Figure record listings:

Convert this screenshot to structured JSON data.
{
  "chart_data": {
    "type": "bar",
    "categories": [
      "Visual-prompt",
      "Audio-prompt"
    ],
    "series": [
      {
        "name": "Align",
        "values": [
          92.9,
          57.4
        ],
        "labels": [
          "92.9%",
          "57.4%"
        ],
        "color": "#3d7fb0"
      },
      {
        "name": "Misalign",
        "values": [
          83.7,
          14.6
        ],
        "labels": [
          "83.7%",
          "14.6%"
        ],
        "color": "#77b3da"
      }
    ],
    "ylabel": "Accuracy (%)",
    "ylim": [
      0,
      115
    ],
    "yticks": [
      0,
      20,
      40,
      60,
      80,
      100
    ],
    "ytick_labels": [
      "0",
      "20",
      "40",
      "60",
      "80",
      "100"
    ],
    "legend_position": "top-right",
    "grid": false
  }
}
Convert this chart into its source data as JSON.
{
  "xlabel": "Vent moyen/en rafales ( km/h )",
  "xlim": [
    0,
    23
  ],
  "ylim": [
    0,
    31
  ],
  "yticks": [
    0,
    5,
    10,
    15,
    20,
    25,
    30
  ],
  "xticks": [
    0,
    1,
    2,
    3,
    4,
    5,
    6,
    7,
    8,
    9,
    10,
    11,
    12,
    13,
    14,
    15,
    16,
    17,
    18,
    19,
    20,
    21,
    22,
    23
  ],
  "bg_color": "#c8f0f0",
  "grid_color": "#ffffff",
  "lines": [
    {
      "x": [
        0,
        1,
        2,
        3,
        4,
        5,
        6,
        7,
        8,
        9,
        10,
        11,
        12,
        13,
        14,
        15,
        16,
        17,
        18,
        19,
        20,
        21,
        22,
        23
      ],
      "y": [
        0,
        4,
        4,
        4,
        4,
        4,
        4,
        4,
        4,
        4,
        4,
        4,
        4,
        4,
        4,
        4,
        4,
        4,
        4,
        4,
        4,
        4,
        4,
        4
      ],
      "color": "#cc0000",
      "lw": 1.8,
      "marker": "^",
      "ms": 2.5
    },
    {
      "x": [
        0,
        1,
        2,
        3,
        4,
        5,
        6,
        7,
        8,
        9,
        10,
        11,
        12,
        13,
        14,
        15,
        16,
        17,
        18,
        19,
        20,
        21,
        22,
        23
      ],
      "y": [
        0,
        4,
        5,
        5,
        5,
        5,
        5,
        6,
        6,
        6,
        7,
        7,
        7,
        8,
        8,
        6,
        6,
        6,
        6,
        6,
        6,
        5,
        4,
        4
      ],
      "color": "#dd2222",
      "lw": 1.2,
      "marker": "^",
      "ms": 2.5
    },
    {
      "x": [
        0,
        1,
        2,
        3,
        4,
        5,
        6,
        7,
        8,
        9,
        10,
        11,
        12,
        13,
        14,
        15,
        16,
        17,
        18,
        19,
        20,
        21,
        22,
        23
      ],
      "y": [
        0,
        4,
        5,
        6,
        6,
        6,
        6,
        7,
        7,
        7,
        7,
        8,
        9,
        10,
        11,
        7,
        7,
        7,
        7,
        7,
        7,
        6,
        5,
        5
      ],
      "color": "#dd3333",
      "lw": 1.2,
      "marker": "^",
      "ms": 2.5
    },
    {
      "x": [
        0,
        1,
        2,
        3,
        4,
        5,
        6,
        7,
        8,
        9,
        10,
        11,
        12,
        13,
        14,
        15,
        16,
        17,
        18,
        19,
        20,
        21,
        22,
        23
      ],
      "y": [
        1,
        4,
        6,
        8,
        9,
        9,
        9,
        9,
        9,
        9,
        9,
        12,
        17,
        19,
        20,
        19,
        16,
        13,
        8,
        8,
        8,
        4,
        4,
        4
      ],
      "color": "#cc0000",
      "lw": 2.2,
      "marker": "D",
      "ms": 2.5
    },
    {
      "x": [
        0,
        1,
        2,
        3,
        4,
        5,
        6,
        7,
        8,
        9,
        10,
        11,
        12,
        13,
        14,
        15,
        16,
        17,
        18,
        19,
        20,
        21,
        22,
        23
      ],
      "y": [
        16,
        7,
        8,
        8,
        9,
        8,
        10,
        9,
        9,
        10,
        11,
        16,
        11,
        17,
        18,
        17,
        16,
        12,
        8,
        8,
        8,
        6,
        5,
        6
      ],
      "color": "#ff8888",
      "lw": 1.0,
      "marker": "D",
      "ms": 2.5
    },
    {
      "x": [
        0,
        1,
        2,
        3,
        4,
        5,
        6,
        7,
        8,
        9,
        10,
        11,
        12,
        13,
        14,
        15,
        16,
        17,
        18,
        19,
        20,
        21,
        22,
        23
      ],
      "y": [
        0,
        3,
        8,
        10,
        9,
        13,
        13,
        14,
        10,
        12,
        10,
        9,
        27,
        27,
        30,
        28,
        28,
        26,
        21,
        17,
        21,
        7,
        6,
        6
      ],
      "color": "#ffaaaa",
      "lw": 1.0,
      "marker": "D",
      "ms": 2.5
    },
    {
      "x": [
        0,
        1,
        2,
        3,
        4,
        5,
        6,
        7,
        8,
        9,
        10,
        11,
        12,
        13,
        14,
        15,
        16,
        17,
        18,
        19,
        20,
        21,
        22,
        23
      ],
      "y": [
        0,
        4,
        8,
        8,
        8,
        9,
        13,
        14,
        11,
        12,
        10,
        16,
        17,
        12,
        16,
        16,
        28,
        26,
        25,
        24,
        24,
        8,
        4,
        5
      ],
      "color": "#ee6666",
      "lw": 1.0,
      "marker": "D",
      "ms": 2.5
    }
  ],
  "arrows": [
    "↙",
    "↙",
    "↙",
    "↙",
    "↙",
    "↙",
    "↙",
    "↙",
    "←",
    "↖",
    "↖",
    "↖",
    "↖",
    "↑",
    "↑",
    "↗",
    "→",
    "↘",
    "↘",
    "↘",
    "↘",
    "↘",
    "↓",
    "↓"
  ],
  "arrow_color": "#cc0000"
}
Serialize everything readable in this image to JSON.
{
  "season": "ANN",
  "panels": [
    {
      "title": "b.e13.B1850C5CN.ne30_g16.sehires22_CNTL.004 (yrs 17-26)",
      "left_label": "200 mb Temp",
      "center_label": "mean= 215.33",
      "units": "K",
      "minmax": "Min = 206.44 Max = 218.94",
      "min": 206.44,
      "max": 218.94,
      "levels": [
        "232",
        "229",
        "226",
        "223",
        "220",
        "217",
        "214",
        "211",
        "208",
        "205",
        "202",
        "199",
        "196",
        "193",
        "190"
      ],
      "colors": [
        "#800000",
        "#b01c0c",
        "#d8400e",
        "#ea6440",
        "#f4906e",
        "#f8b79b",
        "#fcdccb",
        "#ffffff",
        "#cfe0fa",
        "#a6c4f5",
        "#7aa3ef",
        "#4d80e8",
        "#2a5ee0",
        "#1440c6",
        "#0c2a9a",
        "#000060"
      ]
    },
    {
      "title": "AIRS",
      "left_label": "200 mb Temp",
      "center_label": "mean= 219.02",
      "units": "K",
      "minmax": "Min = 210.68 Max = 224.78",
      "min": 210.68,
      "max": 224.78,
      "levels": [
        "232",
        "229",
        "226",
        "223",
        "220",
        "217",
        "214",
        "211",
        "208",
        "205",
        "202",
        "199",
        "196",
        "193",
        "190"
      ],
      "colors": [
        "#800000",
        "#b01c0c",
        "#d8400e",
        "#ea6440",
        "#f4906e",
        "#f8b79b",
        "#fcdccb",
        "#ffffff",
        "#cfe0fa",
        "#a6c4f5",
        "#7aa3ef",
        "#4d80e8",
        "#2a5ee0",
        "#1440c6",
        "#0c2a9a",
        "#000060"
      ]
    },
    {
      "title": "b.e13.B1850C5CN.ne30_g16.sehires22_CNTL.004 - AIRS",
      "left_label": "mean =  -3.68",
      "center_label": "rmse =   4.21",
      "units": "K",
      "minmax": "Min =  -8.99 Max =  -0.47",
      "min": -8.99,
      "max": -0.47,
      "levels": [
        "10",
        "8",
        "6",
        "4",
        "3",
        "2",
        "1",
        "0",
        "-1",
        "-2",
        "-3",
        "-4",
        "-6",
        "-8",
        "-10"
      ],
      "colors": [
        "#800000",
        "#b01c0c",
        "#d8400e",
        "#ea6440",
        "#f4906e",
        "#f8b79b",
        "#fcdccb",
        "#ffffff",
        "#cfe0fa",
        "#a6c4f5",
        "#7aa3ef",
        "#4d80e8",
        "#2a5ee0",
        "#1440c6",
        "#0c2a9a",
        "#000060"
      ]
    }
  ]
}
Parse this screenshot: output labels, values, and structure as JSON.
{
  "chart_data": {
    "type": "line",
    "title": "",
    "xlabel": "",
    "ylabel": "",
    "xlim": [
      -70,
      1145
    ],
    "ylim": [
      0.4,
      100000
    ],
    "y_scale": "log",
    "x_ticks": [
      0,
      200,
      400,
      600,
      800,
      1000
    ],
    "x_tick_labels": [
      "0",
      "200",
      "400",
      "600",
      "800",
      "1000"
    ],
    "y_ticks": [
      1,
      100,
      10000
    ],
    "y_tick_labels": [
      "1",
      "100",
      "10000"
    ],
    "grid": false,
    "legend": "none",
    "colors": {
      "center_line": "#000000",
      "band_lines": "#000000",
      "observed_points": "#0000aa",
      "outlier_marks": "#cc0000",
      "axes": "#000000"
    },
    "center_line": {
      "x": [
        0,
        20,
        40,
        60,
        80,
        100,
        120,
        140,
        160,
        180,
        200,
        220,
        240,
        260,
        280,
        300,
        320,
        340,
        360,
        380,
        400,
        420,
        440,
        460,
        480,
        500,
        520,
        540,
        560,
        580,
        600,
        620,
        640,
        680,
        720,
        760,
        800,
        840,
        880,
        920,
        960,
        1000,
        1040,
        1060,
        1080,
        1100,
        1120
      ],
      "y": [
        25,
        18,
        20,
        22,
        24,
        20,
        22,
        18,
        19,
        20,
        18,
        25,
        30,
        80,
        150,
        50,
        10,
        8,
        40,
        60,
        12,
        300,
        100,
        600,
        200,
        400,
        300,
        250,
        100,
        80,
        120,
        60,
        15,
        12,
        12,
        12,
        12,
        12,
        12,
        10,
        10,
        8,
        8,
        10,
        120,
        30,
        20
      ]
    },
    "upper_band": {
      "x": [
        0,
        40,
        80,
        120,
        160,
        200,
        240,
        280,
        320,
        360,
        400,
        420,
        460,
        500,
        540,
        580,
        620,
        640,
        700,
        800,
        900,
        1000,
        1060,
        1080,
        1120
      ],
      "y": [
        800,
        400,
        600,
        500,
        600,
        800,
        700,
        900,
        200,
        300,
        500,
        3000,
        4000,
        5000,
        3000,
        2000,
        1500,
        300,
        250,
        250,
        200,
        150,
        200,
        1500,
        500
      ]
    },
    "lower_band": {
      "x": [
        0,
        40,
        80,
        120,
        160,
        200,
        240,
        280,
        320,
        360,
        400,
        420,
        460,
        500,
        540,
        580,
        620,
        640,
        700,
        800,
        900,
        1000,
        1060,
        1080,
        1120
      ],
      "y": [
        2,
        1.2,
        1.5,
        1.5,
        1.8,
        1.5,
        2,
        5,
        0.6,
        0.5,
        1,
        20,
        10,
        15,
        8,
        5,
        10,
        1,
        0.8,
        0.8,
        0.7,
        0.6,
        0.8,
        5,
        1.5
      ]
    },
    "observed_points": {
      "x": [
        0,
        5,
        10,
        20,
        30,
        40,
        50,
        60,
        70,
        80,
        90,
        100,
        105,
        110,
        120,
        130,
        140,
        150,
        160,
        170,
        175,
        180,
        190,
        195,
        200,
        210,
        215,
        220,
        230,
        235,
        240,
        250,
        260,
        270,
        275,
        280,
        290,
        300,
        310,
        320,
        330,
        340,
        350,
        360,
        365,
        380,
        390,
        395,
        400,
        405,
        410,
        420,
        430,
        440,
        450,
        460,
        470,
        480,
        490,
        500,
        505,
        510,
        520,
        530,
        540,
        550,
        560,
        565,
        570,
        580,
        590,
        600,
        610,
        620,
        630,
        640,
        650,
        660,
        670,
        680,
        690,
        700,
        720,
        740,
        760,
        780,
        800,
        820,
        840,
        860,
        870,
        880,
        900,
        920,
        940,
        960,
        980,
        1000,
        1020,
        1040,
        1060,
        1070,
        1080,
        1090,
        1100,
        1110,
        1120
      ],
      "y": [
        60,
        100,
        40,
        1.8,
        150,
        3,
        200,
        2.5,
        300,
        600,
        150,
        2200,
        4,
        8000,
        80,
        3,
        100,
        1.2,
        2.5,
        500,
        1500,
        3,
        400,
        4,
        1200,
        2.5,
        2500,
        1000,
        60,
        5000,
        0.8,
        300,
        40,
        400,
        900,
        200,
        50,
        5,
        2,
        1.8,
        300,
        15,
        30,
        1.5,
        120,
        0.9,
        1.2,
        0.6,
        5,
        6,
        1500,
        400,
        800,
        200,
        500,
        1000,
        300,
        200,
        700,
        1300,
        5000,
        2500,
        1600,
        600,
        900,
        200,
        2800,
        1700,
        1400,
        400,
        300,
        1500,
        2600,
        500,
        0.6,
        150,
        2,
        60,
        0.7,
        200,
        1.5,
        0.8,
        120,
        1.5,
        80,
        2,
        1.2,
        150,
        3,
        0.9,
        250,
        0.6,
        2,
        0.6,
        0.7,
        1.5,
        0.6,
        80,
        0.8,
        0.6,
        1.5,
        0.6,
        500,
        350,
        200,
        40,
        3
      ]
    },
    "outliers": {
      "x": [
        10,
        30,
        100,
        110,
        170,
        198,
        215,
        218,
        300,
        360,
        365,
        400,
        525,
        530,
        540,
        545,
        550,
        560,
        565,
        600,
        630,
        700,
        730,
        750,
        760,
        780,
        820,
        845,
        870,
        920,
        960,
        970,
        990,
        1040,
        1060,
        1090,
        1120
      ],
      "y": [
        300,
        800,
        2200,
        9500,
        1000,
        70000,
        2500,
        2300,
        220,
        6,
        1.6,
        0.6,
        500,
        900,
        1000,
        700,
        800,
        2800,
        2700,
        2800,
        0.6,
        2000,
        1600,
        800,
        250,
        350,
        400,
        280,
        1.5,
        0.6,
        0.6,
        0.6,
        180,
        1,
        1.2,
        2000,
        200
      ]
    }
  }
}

REQUIREMENTS
Locate all lines in the listing above with the word "title" and copy them.

EXERCISE RESPONSE
      "title": "b.e13.B1850C5CN.ne30_g16.sehires22_CNTL.004 (yrs 17-26)",
      "title": "AIRS",
      "title": "b.e13.B1850C5CN.ne30_g16.sehires22_CNTL.004 - AIRS",
    "title": "",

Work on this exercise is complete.